EXERCISE INSTRUCTIONS =>
Gather up the lines that contain "type".

DATA SUPPLIED =>
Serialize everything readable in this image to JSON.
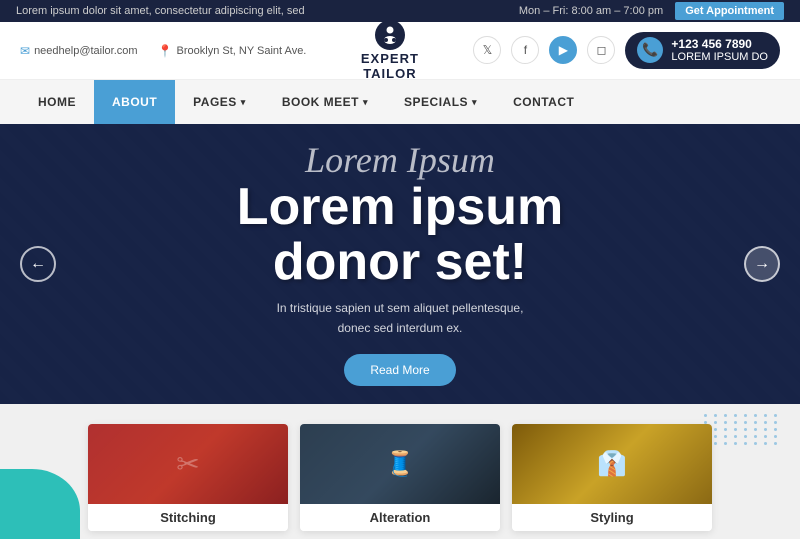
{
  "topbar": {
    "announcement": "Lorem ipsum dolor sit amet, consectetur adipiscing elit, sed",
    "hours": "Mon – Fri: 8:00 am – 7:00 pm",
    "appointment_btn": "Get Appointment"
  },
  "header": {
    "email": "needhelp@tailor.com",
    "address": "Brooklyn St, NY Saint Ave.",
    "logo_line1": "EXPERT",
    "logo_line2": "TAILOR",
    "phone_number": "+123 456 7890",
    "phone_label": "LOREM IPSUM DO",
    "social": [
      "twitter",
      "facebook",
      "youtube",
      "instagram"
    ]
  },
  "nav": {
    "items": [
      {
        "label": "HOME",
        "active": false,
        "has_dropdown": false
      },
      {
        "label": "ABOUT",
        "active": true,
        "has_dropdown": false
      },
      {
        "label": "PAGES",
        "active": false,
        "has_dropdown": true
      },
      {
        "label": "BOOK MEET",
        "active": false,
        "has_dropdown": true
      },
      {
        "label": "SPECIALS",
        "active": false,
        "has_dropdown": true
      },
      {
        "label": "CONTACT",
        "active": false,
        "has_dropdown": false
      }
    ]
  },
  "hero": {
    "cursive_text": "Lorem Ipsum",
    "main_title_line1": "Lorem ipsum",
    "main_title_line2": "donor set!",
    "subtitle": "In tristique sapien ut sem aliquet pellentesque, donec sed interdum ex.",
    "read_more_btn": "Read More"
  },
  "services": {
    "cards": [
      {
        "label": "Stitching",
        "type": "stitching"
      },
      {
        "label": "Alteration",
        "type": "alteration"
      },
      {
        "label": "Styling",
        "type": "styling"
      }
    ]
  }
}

==

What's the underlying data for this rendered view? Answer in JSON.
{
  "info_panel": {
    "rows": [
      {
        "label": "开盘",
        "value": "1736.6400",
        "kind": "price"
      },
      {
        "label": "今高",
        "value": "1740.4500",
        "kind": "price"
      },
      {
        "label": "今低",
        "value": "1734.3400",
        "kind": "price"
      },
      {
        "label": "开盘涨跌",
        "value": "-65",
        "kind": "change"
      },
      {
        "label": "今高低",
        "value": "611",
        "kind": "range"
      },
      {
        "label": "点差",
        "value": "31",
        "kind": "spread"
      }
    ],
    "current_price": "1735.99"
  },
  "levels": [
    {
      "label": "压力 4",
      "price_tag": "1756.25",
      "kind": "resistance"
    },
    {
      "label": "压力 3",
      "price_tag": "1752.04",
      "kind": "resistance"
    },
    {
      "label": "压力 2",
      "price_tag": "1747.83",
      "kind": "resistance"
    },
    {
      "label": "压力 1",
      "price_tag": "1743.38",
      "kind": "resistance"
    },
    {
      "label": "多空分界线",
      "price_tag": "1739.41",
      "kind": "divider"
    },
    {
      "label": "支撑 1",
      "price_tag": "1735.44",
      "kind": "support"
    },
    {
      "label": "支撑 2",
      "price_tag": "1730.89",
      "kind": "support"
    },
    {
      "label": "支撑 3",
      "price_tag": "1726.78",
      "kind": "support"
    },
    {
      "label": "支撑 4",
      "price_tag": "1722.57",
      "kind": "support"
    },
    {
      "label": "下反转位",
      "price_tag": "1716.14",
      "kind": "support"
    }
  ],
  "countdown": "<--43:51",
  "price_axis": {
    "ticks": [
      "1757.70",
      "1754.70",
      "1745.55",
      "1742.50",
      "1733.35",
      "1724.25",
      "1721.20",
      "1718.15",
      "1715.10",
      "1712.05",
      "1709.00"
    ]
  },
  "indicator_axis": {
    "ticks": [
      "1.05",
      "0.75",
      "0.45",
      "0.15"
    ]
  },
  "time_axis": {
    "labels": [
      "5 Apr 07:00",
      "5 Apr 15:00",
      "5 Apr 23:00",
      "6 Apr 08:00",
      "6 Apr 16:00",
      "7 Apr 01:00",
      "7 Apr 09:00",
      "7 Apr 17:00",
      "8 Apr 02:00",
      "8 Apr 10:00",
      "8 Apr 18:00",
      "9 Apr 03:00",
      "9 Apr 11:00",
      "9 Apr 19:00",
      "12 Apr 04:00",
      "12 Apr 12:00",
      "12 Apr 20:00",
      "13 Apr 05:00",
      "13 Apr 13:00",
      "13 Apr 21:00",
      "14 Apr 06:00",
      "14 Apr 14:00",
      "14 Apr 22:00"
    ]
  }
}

SOLUTION =>
        "type": "stitching"
        "type": "alteration"
        "type": "styling"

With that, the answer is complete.